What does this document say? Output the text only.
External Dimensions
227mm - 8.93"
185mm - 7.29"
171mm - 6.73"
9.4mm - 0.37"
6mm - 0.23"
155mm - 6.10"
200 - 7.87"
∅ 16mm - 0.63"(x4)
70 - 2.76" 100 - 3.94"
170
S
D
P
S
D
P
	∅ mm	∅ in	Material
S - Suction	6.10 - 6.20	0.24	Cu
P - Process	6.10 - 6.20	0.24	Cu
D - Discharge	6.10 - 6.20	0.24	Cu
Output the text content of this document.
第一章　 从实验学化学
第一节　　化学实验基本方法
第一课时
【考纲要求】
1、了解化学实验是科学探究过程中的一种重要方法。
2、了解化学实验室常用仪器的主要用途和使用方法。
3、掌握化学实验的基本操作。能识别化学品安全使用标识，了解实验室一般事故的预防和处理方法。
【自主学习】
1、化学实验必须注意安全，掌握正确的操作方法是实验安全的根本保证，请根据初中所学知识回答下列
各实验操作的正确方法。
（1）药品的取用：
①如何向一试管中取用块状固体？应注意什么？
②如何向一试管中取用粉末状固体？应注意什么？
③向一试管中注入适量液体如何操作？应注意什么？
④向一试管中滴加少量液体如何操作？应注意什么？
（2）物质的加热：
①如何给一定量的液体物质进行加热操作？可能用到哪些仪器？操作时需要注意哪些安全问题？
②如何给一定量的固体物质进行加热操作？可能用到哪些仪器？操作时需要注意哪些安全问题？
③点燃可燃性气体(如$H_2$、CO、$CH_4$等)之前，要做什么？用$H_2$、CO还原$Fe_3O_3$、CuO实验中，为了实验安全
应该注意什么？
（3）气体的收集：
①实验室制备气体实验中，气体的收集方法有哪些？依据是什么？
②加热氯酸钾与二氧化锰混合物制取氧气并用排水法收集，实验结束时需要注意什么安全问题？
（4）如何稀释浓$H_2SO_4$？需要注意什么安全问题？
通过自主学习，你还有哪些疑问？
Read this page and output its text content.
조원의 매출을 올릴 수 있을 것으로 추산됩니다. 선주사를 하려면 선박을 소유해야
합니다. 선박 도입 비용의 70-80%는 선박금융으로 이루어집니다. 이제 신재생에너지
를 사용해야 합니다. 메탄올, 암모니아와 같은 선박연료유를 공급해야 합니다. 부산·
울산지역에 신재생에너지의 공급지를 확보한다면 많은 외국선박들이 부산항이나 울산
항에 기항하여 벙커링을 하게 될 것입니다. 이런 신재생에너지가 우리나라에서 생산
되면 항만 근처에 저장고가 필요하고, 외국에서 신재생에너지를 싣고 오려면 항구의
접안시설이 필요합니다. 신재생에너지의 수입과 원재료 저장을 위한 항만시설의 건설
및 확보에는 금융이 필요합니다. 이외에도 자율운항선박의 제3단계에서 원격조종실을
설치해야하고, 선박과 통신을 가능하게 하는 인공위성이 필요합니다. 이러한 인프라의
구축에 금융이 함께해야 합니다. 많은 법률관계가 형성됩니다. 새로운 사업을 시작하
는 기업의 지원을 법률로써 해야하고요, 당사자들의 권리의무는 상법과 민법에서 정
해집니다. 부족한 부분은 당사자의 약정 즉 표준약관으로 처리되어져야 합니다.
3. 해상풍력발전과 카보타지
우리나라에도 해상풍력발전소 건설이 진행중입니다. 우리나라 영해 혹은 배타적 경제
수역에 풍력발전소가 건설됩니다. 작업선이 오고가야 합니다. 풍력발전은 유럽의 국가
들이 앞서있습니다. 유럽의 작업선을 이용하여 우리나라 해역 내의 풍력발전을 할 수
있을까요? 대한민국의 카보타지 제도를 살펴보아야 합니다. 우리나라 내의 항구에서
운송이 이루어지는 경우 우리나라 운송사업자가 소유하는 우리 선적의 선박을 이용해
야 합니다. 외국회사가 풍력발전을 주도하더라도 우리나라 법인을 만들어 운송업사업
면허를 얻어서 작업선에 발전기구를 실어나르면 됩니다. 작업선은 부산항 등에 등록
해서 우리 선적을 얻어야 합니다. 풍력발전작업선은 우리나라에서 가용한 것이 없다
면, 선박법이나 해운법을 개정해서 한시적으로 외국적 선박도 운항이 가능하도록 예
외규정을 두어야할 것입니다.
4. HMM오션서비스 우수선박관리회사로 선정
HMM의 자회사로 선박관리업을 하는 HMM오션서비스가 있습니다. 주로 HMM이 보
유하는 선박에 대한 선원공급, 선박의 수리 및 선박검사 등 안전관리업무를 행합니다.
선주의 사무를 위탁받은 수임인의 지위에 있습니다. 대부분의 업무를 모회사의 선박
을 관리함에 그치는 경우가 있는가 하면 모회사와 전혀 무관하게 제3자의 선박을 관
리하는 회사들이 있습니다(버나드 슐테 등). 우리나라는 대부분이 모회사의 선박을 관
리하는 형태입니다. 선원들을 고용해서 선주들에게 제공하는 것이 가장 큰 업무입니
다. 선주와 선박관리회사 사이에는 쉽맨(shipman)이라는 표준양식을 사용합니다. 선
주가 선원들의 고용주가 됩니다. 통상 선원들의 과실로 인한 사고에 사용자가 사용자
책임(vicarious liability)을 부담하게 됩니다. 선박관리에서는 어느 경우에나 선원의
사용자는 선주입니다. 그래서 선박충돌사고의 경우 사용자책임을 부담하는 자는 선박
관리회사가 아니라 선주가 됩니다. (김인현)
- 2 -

+ + + + + + +

From the listing, copy each line containing the word "모회사의".

▶ THE RESPONSE:
선주의 사무를 위탁받은 수임인의 지위에 있습니다. 대부분의 업무를 모회사의 선박
리하는 회사들이 있습니다(버나드 슐테 등). 우리나라는 대부분이 모회사의 선박을 관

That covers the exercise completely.